→ Written instruction
Output every line of the material exactly, omitting images.
**** Provided material ****
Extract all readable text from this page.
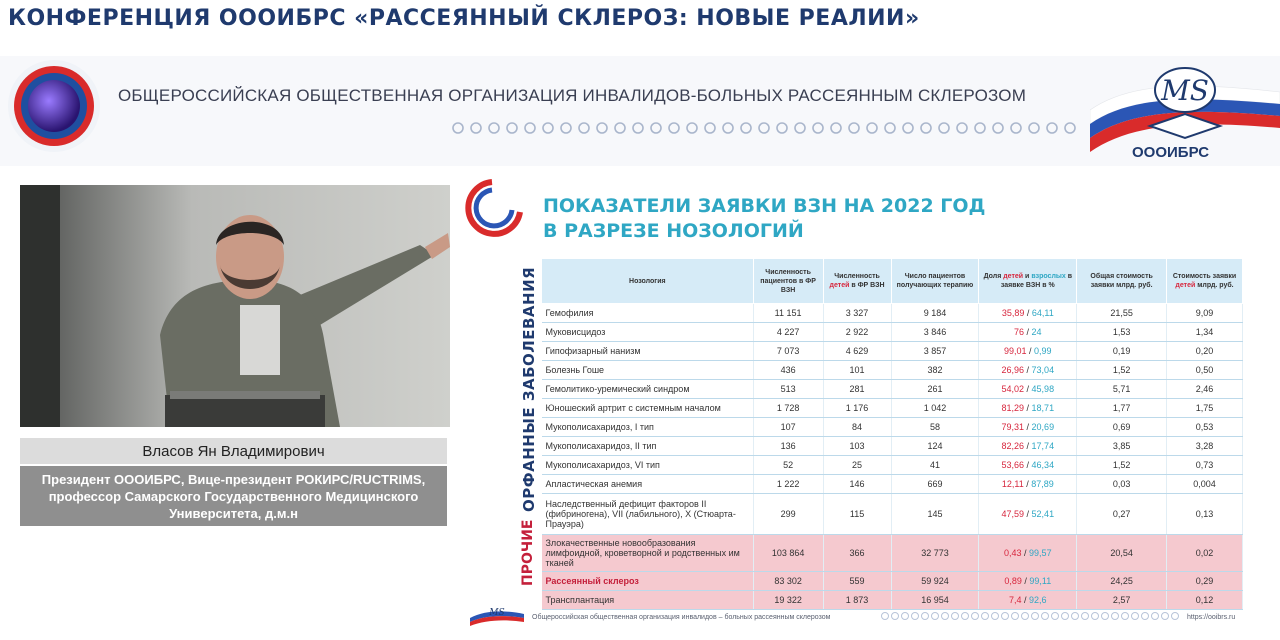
КОНФЕРЕНЦИЯ ОООИБРС «РАССЕЯННЫЙ СКЛЕРОЗ: НОВЫЕ РЕАЛИИ»
ОБЩЕРОССИЙСКАЯ ОБЩЕСТВЕННАЯ ОРГАНИЗАЦИЯ ИНВАЛИДОВ-БОЛЬНЫХ РАССЕЯННЫМ СКЛЕРОЗОМ	MS
ОООИБРС
Власов Ян Владимирович
Президент ОООИБРС, Вице-президент РОКИРС/RUCTRIMS,
профессор Самарского Государственного Медицинского
Университета, д.м.н
ПОКАЗАТЕЛИ ЗАЯВКИ ВЗН НА 2022 ГОД
В РАЗРЕЗЕ НОЗОЛОГИЙ
ОРФАННЫЕ ЗАБОЛЕВАНИЯ
ПРОЧИЕ
Нозология	Численность пациентов в ФР ВЗН	Численность детей в ФР ВЗН	Число пациентов получающих терапию	Доля детей и взрослых в заявке ВЗН в %	Общая стоимость заявки млрд. руб.	Стоимость заявки детей млрд. руб.
Гемофилия	11 151	3 327	9 184	35,89 / 64,11	21,55	9,09
Муковисцидоз	4 227	2 922	3 846	76 / 24	1,53	1,34
Гипофизарный нанизм	7 073	4 629	3 857	99,01 / 0,99	0,19	0,20
Болезнь Гоше	436	101	382	26,96 / 73,04	1,52	0,50
Гемолитико-уремический синдром	513	281	261	54,02 / 45,98	5,71	2,46
Юношеский артрит с системным началом	1 728	1 176	1 042	81,29 / 18,71	1,77	1,75
Мукополисахаридоз, I тип	107	84	58	79,31 / 20,69	0,69	0,53
Мукополисахаридоз, II тип	136	103	124	82,26 / 17,74	3,85	3,28
Мукополисахаридоз, VI тип	52	25	41	53,66 / 46,34	1,52	0,73
Апластическая анемия	1 222	146	669	12,11 / 87,89	0,03	0,004
Наследственный дефицит факторов II (фибриногена), VII (лабильного), X (Стюарта-Прауэра)	299	115	145	47,59 / 52,41	0,27	0,13
Злокачественные новообразования лимфоидной, кроветворной и родственных им тканей	103 864	366	32 773	0,43 / 99,57	20,54	0,02
Рассеянный склероз	83 302	559	59 924	0,89 / 99,11	24,25	0,29
Трансплантация	19 322	1 873	16 954	7,4 / 92,6	2,57	0,12
MS	Общероссийская общественная организация инвалидов – больных рассеянным склерозом	https://ooibrs.ru
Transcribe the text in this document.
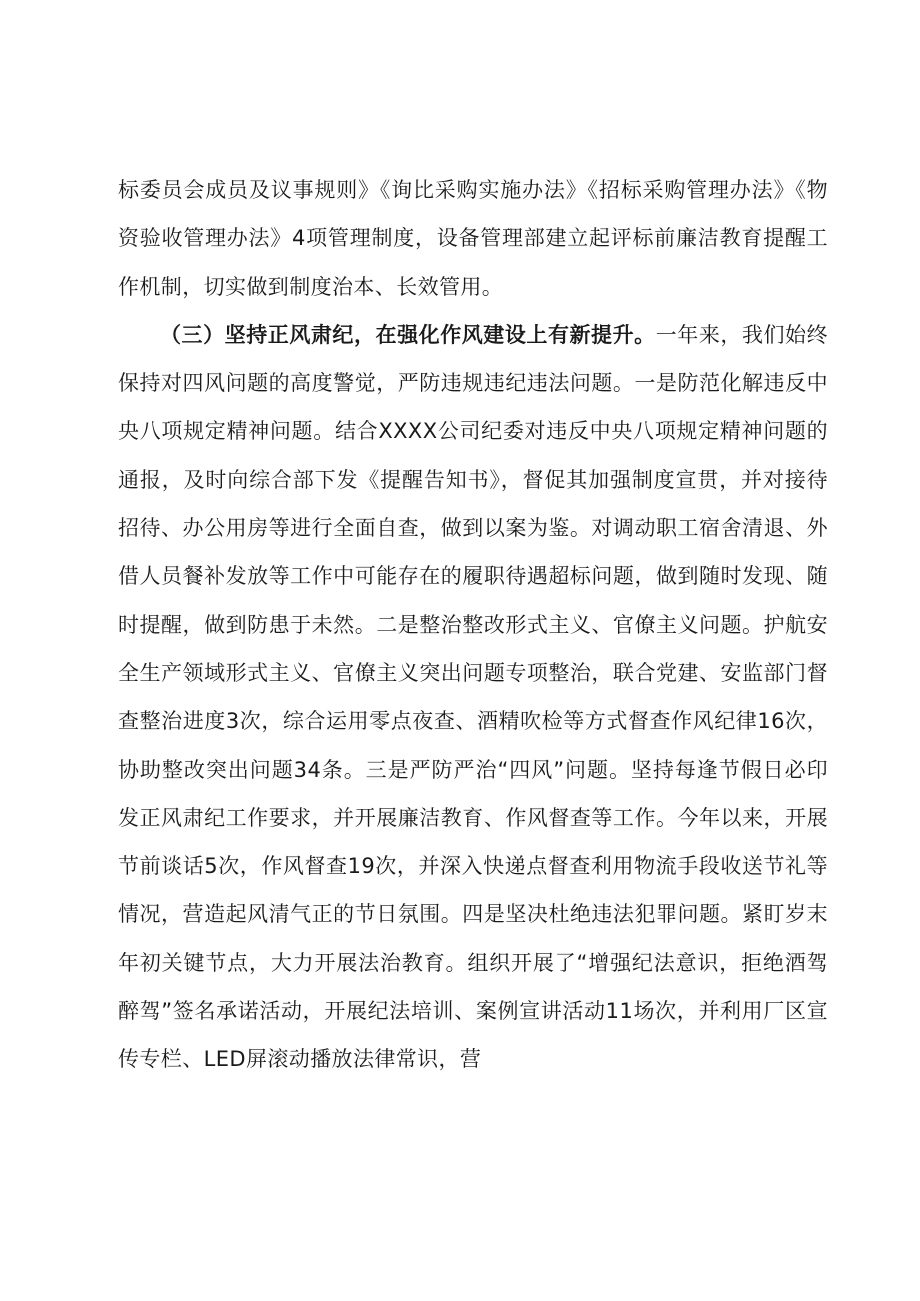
标委员会成员及议事规则》《询比采购实施办法》《招标采购管理办法》《物资验收管理办法》4项管理制度，设备管理部建立起评标前廉洁教育提醒工作机制，切实做到制度治本、长效管用。

（三）坚持正风肃纪，在强化作风建设上有新提升。一年来，我们始终保持对四风问题的高度警觉，严防违规违纪违法问题。一是防范化解违反中央八项规定精神问题。结合XXXX公司纪委对违反中央八项规定精神问题的通报，及时向综合部下发《提醒告知书》，督促其加强制度宣贯，并对接待招待、办公用房等进行全面自查，做到以案为鉴。对调动职工宿舍清退、外借人员餐补发放等工作中可能存在的履职待遇超标问题，做到随时发现、随时提醒，做到防患于未然。二是整治整改形式主义、官僚主义问题。护航安全生产领域形式主义、官僚主义突出问题专项整治，联合党建、安监部门督查整治进度3次，综合运用零点夜查、酒精吹检等方式督查作风纪律16次，协助整改突出问题34条。三是严防严治“四风”问题。坚持每逢节假日必印发正风肃纪工作要求，并开展廉洁教育、作风督查等工作。今年以来，开展节前谈话5次，作风督查19次，并深入快递点督查利用物流手段收送节礼等情况，营造起风清气正的节日氛围。四是坚决杜绝违法犯罪问题。紧盯岁末年初关键节点，大力开展法治教育。组织开展了“增强纪法意识，拒绝酒驾醉驾”签名承诺活动，开展纪法培训、案例宣讲活动11场次，并利用厂区宣传专栏、LED屏滚动播放法律常识，营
****
→ Complete response
Extract all readable text from this page.
КОНФЕРЕНЦИЯ ОООИБРС «РАССЕЯННЫЙ СКЛЕРОЗ: НОВЫЕ РЕАЛИИ»
ОБЩЕРОССИЙСКАЯ ОБЩЕСТВЕННАЯ ОРГАНИЗАЦИЯ ИНВАЛИДОВ-БОЛЬНЫХ РАССЕЯННЫМ СКЛЕРОЗОМ	MS
ОООИБРС
Власов Ян Владимирович
Президент ОООИБРС, Вице-президент РОКИРС/RUCTRIMS,
профессор Самарского Государственного Медицинского
Университета, д.м.н
ПОКАЗАТЕЛИ ЗАЯВКИ ВЗН НА 2022 ГОД
В РАЗРЕЗЕ НОЗОЛОГИЙ
ОРФАННЫЕ ЗАБОЛЕВАНИЯ
ПРОЧИЕ
Нозология	Численность пациентов в ФР ВЗН	Численность детей в ФР ВЗН	Число пациентов получающих терапию	Доля детей и взрослых в заявке ВЗН в %	Общая стоимость заявки млрд. руб.	Стоимость заявки детей млрд. руб.
Гемофилия	11 151	3 327	9 184	35,89 / 64,11	21,55	9,09
Муковисцидоз	4 227	2 922	3 846	76 / 24	1,53	1,34
Гипофизарный нанизм	7 073	4 629	3 857	99,01 / 0,99	0,19	0,20
Болезнь Гоше	436	101	382	26,96 / 73,04	1,52	0,50
Гемолитико-уремический синдром	513	281	261	54,02 / 45,98	5,71	2,46
Юношеский артрит с системным началом	1 728	1 176	1 042	81,29 / 18,71	1,77	1,75
Мукополисахаридоз, I тип	107	84	58	79,31 / 20,69	0,69	0,53
Мукополисахаридоз, II тип	136	103	124	82,26 / 17,74	3,85	3,28
Мукополисахаридоз, VI тип	52	25	41	53,66 / 46,34	1,52	0,73
Апластическая анемия	1 222	146	669	12,11 / 87,89	0,03	0,004
Наследственный дефицит факторов II (фибриногена), VII (лабильного), X (Стюарта-Прауэра)	299	115	145	47,59 / 52,41	0,27	0,13
Злокачественные новообразования лимфоидной, кроветворной и родственных им тканей	103 864	366	32 773	0,43 / 99,57	20,54	0,02
Рассеянный склероз	83 302	559	59 924	0,89 / 99,11	24,25	0,29
Трансплантация	19 322	1 873	16 954	7,4 / 92,6	2,57	0,12
MS	Общероссийская общественная организация инвалидов – больных рассеянным склерозом	https://ooibrs.ru
Transcribe the text in this document.
标委员会成员及议事规则》《询比采购实施办法》《招标采购管理办法》《物资验收管理办法》4项管理制度，设备管理部建立起评标前廉洁教育提醒工作机制，切实做到制度治本、长效管用。

（三）坚持正风肃纪，在强化作风建设上有新提升。一年来，我们始终保持对四风问题的高度警觉，严防违规违纪违法问题。一是防范化解违反中央八项规定精神问题。结合XXXX公司纪委对违反中央八项规定精神问题的通报，及时向综合部下发《提醒告知书》，督促其加强制度宣贯，并对接待招待、办公用房等进行全面自查，做到以案为鉴。对调动职工宿舍清退、外借人员餐补发放等工作中可能存在的履职待遇超标问题，做到随时发现、随时提醒，做到防患于未然。二是整治整改形式主义、官僚主义问题。护航安全生产领域形式主义、官僚主义突出问题专项整治，联合党建、安监部门督查整治进度3次，综合运用零点夜查、酒精吹检等方式督查作风纪律16次，协助整改突出问题34条。三是严防严治“四风”问题。坚持每逢节假日必印发正风肃纪工作要求，并开展廉洁教育、作风督查等工作。今年以来，开展节前谈话5次，作风督查19次，并深入快递点督查利用物流手段收送节礼等情况，营造起风清气正的节日氛围。四是坚决杜绝违法犯罪问题。紧盯岁末年初关键节点，大力开展法治教育。组织开展了“增强纪法意识，拒绝酒驾醉驾”签名承诺活动，开展纪法培训、案例宣讲活动11场次，并利用厂区宣传专栏、LED屏滚动播放法律常识，营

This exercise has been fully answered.